PROBLEM TO SOLVE –
Reproduce all entries word for word.

DATA ENTRIES –
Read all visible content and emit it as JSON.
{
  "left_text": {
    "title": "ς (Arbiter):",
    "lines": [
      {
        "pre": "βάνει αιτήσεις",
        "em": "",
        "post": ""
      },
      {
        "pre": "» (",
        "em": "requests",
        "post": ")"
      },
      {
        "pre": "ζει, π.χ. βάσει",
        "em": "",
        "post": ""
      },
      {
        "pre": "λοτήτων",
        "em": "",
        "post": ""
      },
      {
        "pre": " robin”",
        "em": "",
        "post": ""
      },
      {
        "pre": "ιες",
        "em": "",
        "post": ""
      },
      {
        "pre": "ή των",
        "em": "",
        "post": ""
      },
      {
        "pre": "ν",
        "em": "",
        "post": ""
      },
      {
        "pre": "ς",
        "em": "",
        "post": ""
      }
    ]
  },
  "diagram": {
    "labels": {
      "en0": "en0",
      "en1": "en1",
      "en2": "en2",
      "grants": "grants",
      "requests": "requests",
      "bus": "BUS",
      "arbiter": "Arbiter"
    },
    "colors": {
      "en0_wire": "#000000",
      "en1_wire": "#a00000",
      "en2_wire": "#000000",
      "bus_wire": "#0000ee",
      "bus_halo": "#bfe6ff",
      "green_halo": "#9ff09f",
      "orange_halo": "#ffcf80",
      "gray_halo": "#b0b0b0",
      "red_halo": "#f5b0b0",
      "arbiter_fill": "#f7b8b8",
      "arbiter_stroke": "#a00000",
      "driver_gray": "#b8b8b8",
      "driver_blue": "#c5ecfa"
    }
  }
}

COMPLETE ANSWER –
Read all visible content and emit it as JSON.
{
  "left_text": {
    "title": "ς (Arbiter):",
    "lines": [
      {
        "pre": "βάνει αιτήσεις",
        "em": "",
        "post": ""
      },
      {
        "pre": "» (",
        "em": "requests",
        "post": ")"
      },
      {
        "pre": "ζει, π.χ. βάσει",
        "em": "",
        "post": ""
      },
      {
        "pre": "λοτήτων",
        "em": "",
        "post": ""
      },
      {
        "pre": " robin”",
        "em": "",
        "post": ""
      },
      {
        "pre": "ιες",
        "em": "",
        "post": ""
      },
      {
        "pre": "ή των",
        "em": "",
        "post": ""
      },
      {
        "pre": "ν",
        "em": "",
        "post": ""
      },
      {
        "pre": "ς",
        "em": "",
        "post": ""
      }
    ]
  },
  "diagram": {
    "labels": {
      "en0": "en0",
      "en1": "en1",
      "en2": "en2",
      "grants": "grants",
      "requests": "requests",
      "bus": "BUS",
      "arbiter": "Arbiter"
    },
    "colors": {
      "en0_wire": "#000000",
      "en1_wire": "#a00000",
      "en2_wire": "#000000",
      "bus_wire": "#0000ee",
      "bus_halo": "#bfe6ff",
      "green_halo": "#9ff09f",
      "orange_halo": "#ffcf80",
      "gray_halo": "#b0b0b0",
      "red_halo": "#f5b0b0",
      "arbiter_fill": "#f7b8b8",
      "arbiter_stroke": "#a00000",
      "driver_gray": "#b8b8b8",
      "driver_blue": "#c5ecfa"
    }
  }
}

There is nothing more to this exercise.